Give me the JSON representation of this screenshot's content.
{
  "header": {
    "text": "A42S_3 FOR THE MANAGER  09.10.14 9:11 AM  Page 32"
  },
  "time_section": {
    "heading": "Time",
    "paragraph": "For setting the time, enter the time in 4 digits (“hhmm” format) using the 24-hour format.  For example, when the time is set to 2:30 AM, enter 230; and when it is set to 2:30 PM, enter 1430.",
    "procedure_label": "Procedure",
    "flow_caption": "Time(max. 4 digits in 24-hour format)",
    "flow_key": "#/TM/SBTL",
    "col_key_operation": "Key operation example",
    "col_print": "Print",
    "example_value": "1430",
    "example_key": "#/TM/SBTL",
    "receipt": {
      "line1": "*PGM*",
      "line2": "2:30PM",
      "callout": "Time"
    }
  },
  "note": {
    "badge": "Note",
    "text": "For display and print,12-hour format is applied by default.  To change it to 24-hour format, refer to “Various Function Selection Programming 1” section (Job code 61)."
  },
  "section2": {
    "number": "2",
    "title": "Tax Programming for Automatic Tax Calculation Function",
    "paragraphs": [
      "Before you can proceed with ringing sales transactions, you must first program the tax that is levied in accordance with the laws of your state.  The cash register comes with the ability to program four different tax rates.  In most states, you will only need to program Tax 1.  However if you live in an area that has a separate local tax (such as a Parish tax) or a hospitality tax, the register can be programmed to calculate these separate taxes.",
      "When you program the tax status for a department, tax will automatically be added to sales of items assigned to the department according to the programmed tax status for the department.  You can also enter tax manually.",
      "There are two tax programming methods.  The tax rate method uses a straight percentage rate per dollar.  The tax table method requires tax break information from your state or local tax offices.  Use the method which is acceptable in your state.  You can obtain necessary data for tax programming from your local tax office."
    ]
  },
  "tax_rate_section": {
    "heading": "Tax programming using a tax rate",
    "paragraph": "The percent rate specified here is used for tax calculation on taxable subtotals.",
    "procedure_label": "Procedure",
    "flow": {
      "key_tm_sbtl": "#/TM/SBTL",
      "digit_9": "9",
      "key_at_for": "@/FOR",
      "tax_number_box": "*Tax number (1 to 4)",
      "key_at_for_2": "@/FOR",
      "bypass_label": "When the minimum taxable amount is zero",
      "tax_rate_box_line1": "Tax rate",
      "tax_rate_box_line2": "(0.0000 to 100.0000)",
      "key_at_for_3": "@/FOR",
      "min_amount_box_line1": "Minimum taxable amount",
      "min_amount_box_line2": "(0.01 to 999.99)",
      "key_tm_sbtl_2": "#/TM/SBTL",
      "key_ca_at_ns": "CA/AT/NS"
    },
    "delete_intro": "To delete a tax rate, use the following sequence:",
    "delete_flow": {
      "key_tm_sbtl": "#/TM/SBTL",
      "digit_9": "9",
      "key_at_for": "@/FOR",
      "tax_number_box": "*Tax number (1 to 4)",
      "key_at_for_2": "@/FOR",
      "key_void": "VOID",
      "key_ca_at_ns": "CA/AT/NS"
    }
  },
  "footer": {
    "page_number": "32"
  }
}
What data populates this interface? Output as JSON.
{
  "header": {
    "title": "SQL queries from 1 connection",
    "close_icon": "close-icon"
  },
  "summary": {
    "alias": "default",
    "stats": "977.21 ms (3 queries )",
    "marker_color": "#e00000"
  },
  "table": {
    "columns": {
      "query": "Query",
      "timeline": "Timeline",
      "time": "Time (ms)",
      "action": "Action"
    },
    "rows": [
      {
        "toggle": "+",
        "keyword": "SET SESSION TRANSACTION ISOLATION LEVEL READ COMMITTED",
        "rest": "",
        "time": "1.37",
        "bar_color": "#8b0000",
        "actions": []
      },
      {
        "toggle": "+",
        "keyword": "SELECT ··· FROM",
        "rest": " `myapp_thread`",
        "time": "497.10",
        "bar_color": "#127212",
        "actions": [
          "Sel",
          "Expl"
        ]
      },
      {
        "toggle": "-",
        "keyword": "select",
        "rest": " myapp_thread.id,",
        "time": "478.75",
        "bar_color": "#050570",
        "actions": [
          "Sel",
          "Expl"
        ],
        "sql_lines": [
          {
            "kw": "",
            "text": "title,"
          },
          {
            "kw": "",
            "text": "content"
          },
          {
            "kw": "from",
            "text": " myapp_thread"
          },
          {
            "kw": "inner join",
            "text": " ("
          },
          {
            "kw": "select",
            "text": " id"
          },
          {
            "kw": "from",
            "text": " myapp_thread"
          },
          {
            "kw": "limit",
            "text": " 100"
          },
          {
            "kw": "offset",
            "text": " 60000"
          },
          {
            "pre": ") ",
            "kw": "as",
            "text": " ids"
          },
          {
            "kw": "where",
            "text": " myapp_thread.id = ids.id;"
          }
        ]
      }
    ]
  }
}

What you are asked to do: Print back all the lines verbatim.

Reply to the exercise:
Give me the JSON representation of this screenshot's content.
{
  "header": {
    "text": "A42S_3 FOR THE MANAGER  09.10.14 9:11 AM  Page 32"
  },
  "time_section": {
    "heading": "Time",
    "paragraph": "For setting the time, enter the time in 4 digits (“hhmm” format) using the 24-hour format.  For example, when the time is set to 2:30 AM, enter 230; and when it is set to 2:30 PM, enter 1430.",
    "procedure_label": "Procedure",
    "flow_caption": "Time(max. 4 digits in 24-hour format)",
    "flow_key": "#/TM/SBTL",
    "col_key_operation": "Key operation example",
    "col_print": "Print",
    "example_value": "1430",
    "example_key": "#/TM/SBTL",
    "receipt": {
      "line1": "*PGM*",
      "line2": "2:30PM",
      "callout": "Time"
    }
  },
  "note": {
    "badge": "Note",
    "text": "For display and print,12-hour format is applied by default.  To change it to 24-hour format, refer to “Various Function Selection Programming 1” section (Job code 61)."
  },
  "section2": {
    "number": "2",
    "title": "Tax Programming for Automatic Tax Calculation Function",
    "paragraphs": [
      "Before you can proceed with ringing sales transactions, you must first program the tax that is levied in accordance with the laws of your state.  The cash register comes with the ability to program four different tax rates.  In most states, you will only need to program Tax 1.  However if you live in an area that has a separate local tax (such as a Parish tax) or a hospitality tax, the register can be programmed to calculate these separate taxes.",
      "When you program the tax status for a department, tax will automatically be added to sales of items assigned to the department according to the programmed tax status for the department.  You can also enter tax manually.",
      "There are two tax programming methods.  The tax rate method uses a straight percentage rate per dollar.  The tax table method requires tax break information from your state or local tax offices.  Use the method which is acceptable in your state.  You can obtain necessary data for tax programming from your local tax office."
    ]
  },
  "tax_rate_section": {
    "heading": "Tax programming using a tax rate",
    "paragraph": "The percent rate specified here is used for tax calculation on taxable subtotals.",
    "procedure_label": "Procedure",
    "flow": {
      "key_tm_sbtl": "#/TM/SBTL",
      "digit_9": "9",
      "key_at_for": "@/FOR",
      "tax_number_box": "*Tax number (1 to 4)",
      "key_at_for_2": "@/FOR",
      "bypass_label": "When the minimum taxable amount is zero",
      "tax_rate_box_line1": "Tax rate",
      "tax_rate_box_line2": "(0.0000 to 100.0000)",
      "key_at_for_3": "@/FOR",
      "min_amount_box_line1": "Minimum taxable amount",
      "min_amount_box_line2": "(0.01 to 999.99)",
      "key_tm_sbtl_2": "#/TM/SBTL",
      "key_ca_at_ns": "CA/AT/NS"
    },
    "delete_intro": "To delete a tax rate, use the following sequence:",
    "delete_flow": {
      "key_tm_sbtl": "#/TM/SBTL",
      "digit_9": "9",
      "key_at_for": "@/FOR",
      "tax_number_box": "*Tax number (1 to 4)",
      "key_at_for_2": "@/FOR",
      "key_void": "VOID",
      "key_ca_at_ns": "CA/AT/NS"
    }
  },
  "footer": {
    "page_number": "32"
  }
}
What data populates this interface? Output as JSON.
{
  "header": {
    "title": "SQL queries from 1 connection",
    "close_icon": "close-icon"
  },
  "summary": {
    "alias": "default",
    "stats": "977.21 ms (3 queries )",
    "marker_color": "#e00000"
  },
  "table": {
    "columns": {
      "query": "Query",
      "timeline": "Timeline",
      "time": "Time (ms)",
      "action": "Action"
    },
    "rows": [
      {
        "toggle": "+",
        "keyword": "SET SESSION TRANSACTION ISOLATION LEVEL READ COMMITTED",
        "rest": "",
        "time": "1.37",
        "bar_color": "#8b0000",
        "actions": []
      },
      {
        "toggle": "+",
        "keyword": "SELECT ··· FROM",
        "rest": " `myapp_thread`",
        "time": "497.10",
        "bar_color": "#127212",
        "actions": [
          "Sel",
          "Expl"
        ]
      },
      {
        "toggle": "-",
        "keyword": "select",
        "rest": " myapp_thread.id,",
        "time": "478.75",
        "bar_color": "#050570",
        "actions": [
          "Sel",
          "Expl"
        ],
        "sql_lines": [
          {
            "kw": "",
            "text": "title,"
          },
          {
            "kw": "",
            "text": "content"
          },
          {
            "kw": "from",
            "text": " myapp_thread"
          },
          {
            "kw": "inner join",
            "text": " ("
          },
          {
            "kw": "select",
            "text": " id"
          },
          {
            "kw": "from",
            "text": " myapp_thread"
          },
          {
            "kw": "limit",
            "text": " 100"
          },
          {
            "kw": "offset",
            "text": " 60000"
          },
          {
            "pre": ") ",
            "kw": "as",
            "text": " ids"
          },
          {
            "kw": "where",
            "text": " myapp_thread.id = ids.id;"
          }
        ]
      }
    ]
  }
}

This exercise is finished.